WHAT IS BEING ASKED:
Counting only lines that hold "this", give the total and nothing more.

DATA TO USE:
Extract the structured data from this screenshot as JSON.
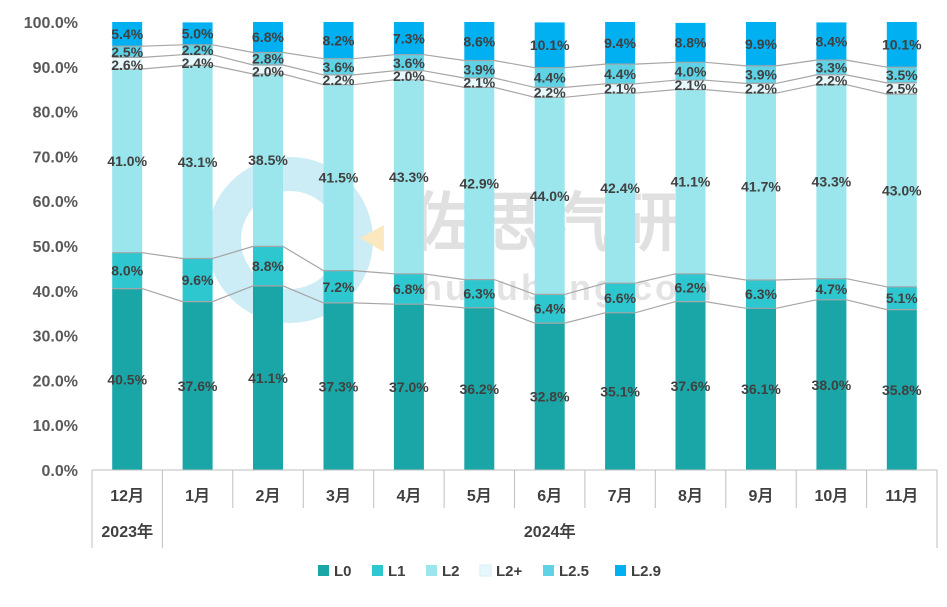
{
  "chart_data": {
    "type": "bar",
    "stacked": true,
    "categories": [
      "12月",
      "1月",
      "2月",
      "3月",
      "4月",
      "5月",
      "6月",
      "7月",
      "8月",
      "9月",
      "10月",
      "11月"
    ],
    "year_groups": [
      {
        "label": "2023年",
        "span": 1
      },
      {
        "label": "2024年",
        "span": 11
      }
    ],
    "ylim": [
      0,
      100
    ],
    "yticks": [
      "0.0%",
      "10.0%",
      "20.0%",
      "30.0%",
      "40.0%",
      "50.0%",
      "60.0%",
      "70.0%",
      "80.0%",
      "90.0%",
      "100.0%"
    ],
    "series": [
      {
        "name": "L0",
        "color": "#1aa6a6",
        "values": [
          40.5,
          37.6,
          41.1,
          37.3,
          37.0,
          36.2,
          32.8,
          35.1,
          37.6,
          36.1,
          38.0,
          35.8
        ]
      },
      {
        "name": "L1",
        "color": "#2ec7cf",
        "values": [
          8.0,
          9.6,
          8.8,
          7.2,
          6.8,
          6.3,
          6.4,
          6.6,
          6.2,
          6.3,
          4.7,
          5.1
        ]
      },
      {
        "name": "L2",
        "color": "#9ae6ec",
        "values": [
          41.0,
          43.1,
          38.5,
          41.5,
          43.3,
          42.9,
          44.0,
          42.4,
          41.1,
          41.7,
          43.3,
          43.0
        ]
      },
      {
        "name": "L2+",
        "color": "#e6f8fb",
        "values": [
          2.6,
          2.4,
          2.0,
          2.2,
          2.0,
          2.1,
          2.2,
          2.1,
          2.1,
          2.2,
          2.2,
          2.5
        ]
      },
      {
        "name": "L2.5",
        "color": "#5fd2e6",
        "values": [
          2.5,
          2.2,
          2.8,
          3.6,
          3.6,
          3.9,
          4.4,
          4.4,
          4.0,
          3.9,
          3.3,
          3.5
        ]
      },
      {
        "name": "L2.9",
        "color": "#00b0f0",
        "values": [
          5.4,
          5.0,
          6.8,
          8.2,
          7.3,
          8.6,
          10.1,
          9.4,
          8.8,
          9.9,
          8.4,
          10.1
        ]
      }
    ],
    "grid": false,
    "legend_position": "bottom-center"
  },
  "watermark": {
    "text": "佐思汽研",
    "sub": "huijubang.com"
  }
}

...

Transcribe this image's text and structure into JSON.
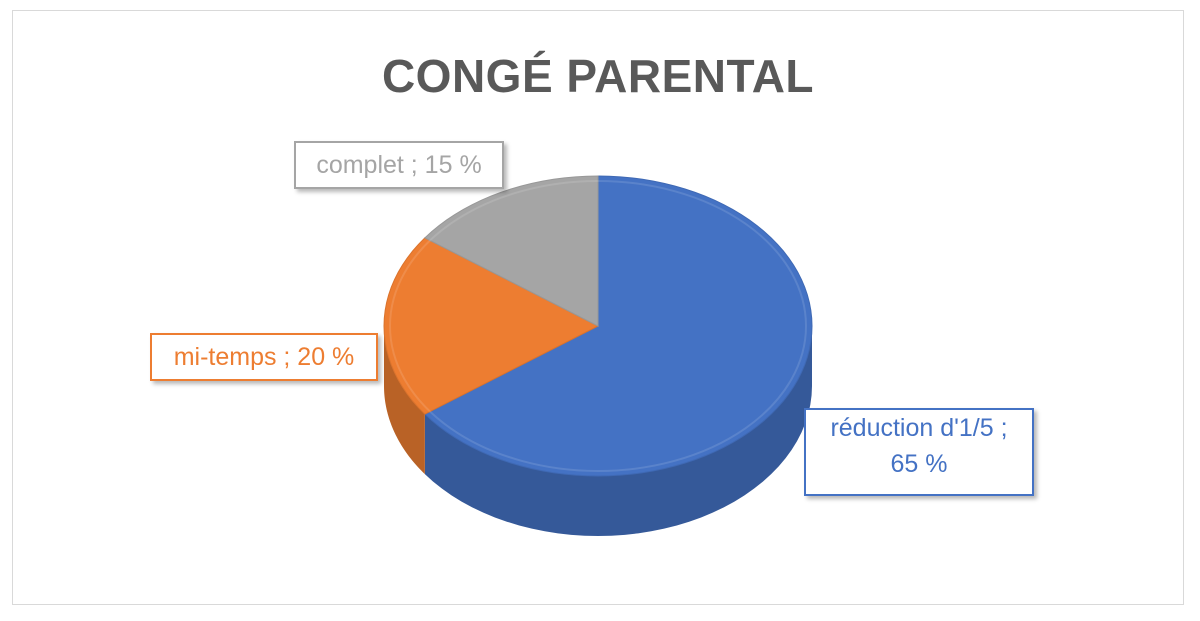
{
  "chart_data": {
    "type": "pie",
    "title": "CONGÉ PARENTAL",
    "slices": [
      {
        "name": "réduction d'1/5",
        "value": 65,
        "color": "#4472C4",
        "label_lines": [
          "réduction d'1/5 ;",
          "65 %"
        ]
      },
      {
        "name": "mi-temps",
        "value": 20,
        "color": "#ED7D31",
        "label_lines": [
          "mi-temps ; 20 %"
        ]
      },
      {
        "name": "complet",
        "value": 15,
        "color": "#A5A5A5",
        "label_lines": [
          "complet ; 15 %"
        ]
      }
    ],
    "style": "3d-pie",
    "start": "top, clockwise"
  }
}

RESPONSE:
2